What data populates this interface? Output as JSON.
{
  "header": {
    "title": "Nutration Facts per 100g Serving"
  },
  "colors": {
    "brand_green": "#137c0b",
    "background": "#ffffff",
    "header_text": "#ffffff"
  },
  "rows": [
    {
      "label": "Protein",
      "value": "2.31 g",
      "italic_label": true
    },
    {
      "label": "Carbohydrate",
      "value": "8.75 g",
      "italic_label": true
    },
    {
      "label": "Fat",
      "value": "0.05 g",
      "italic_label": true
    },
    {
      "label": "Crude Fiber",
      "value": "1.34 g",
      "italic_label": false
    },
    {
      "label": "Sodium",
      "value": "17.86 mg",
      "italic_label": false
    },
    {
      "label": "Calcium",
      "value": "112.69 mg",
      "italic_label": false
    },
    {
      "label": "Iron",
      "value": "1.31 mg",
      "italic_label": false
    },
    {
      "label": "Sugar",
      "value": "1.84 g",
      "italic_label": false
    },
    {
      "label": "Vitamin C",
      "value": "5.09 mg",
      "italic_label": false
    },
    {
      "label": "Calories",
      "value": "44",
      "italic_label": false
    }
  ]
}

- - - - - - -

#### Exercise prompt:
Give the complete material back, word for word.

#### Exercise answer:
What data populates this interface? Output as JSON.
{
  "header": {
    "title": "Nutration Facts per 100g Serving"
  },
  "colors": {
    "brand_green": "#137c0b",
    "background": "#ffffff",
    "header_text": "#ffffff"
  },
  "rows": [
    {
      "label": "Protein",
      "value": "2.31 g",
      "italic_label": true
    },
    {
      "label": "Carbohydrate",
      "value": "8.75 g",
      "italic_label": true
    },
    {
      "label": "Fat",
      "value": "0.05 g",
      "italic_label": true
    },
    {
      "label": "Crude Fiber",
      "value": "1.34 g",
      "italic_label": false
    },
    {
      "label": "Sodium",
      "value": "17.86 mg",
      "italic_label": false
    },
    {
      "label": "Calcium",
      "value": "112.69 mg",
      "italic_label": false
    },
    {
      "label": "Iron",
      "value": "1.31 mg",
      "italic_label": false
    },
    {
      "label": "Sugar",
      "value": "1.84 g",
      "italic_label": false
    },
    {
      "label": "Vitamin C",
      "value": "5.09 mg",
      "italic_label": false
    },
    {
      "label": "Calories",
      "value": "44",
      "italic_label": false
    }
  ]
}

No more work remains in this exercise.